Data to use:
⁂
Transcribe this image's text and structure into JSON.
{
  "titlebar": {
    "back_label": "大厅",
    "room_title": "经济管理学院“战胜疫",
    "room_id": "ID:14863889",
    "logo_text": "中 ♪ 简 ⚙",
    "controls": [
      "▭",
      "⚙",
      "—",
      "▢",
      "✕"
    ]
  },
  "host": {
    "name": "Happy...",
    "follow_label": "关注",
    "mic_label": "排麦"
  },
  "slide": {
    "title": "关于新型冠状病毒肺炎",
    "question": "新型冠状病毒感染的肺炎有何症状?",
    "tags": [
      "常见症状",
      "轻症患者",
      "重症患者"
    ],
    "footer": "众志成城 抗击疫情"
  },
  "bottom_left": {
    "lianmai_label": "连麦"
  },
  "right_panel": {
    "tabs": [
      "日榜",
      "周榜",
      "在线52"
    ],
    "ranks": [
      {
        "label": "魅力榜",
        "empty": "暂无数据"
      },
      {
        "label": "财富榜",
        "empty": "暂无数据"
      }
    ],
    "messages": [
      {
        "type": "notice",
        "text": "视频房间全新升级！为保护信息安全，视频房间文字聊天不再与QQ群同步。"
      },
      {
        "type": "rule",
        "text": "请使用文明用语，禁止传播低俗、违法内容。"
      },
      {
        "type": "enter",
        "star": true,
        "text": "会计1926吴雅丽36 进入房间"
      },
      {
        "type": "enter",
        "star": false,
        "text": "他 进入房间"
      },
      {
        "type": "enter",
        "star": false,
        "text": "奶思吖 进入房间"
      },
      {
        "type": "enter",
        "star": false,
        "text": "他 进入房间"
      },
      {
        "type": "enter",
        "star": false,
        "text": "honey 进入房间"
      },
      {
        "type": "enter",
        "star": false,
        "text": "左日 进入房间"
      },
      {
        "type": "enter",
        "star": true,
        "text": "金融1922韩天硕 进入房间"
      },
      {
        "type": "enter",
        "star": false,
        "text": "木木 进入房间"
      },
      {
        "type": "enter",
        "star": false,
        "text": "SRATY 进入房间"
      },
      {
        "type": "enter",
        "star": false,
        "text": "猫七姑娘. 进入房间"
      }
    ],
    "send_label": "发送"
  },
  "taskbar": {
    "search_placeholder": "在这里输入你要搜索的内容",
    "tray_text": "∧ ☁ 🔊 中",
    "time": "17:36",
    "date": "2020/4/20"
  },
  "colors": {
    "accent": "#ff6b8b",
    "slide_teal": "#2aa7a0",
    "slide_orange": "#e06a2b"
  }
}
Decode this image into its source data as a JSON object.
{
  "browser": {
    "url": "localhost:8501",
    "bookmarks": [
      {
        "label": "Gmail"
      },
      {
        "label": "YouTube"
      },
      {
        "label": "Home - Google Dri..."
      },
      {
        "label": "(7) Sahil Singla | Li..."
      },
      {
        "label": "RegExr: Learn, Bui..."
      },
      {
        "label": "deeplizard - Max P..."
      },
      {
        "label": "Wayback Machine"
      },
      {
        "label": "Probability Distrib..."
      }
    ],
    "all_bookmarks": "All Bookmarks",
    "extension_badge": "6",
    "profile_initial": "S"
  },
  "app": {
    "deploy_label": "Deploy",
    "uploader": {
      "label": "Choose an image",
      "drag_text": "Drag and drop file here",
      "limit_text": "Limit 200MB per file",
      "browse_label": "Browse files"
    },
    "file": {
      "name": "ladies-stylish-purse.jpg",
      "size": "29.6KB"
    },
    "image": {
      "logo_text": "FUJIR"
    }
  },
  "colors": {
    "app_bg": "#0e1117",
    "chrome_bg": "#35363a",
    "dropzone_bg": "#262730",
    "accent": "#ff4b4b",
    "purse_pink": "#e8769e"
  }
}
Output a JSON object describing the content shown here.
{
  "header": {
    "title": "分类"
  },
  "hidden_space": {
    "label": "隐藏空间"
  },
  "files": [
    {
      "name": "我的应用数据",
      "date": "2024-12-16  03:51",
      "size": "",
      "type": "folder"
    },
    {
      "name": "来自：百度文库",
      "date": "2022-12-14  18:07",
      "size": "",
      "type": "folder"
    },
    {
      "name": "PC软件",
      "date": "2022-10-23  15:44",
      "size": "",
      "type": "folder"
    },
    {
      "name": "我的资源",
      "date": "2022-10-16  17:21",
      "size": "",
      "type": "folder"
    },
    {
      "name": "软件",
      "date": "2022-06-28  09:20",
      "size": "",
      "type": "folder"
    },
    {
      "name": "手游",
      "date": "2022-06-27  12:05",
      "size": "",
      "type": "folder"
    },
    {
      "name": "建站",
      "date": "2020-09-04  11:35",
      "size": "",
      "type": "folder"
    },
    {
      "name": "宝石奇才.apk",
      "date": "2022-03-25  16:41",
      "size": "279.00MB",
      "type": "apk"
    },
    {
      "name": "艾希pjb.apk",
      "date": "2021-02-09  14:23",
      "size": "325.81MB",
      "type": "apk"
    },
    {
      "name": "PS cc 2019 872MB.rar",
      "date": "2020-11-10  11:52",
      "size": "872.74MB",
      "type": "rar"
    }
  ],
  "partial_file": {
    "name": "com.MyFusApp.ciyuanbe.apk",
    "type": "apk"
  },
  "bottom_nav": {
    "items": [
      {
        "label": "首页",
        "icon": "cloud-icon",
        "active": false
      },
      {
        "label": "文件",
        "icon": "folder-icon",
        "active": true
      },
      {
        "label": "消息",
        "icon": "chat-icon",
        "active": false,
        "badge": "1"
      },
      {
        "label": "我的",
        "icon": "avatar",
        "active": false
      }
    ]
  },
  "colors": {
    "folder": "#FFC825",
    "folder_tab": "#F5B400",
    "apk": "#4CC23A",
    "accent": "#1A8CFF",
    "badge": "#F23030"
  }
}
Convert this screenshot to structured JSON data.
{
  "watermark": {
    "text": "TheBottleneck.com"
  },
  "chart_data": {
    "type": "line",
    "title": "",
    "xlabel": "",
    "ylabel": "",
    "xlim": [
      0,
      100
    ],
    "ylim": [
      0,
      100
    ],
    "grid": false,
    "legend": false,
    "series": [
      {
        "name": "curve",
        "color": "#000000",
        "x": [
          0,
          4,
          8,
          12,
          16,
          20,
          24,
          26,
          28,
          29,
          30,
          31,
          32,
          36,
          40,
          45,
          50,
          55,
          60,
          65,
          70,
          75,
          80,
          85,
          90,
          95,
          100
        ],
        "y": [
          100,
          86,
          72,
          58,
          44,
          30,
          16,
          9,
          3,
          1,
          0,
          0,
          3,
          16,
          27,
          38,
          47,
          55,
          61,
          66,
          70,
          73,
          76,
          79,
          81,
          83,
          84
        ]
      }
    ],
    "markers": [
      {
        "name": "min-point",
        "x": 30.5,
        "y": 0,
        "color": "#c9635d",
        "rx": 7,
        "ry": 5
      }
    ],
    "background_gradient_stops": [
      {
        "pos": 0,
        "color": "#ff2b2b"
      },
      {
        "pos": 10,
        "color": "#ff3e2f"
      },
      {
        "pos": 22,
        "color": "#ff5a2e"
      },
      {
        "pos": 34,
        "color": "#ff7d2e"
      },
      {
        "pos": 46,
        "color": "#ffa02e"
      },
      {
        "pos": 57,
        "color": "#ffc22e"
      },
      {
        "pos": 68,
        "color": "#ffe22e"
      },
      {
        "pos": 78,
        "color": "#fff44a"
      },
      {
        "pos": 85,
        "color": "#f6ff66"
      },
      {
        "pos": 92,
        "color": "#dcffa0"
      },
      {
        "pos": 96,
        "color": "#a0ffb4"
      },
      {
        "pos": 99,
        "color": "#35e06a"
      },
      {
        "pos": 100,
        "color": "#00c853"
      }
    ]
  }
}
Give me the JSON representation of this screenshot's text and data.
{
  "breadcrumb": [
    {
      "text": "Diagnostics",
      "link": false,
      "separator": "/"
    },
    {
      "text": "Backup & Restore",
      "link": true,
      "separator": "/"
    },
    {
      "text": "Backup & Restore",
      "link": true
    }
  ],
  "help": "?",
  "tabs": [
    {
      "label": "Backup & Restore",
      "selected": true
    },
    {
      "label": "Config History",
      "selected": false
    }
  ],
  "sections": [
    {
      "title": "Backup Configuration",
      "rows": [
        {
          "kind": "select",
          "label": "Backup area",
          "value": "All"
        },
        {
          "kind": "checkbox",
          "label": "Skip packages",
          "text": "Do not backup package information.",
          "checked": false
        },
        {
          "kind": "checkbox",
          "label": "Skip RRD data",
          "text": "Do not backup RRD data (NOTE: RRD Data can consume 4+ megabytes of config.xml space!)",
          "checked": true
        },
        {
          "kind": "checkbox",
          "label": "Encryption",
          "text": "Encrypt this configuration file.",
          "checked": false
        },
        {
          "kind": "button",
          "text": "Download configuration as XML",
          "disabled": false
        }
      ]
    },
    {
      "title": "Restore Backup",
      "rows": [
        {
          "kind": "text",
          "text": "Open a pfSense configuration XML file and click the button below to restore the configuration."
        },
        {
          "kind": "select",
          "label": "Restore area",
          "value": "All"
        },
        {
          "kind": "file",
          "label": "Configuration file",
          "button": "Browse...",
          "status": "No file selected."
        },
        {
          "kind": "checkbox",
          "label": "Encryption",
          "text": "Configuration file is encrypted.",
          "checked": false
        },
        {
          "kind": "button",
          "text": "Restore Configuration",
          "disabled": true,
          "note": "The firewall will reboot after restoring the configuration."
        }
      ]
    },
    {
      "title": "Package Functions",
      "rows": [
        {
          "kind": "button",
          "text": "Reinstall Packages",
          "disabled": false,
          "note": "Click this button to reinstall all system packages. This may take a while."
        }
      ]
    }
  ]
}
⁂
Problem to solve: In the entries above, find lines with "object" and copy each.

Task result:
Decode this image into its source data as a JSON object.
Output a JSON object describing the content shown here.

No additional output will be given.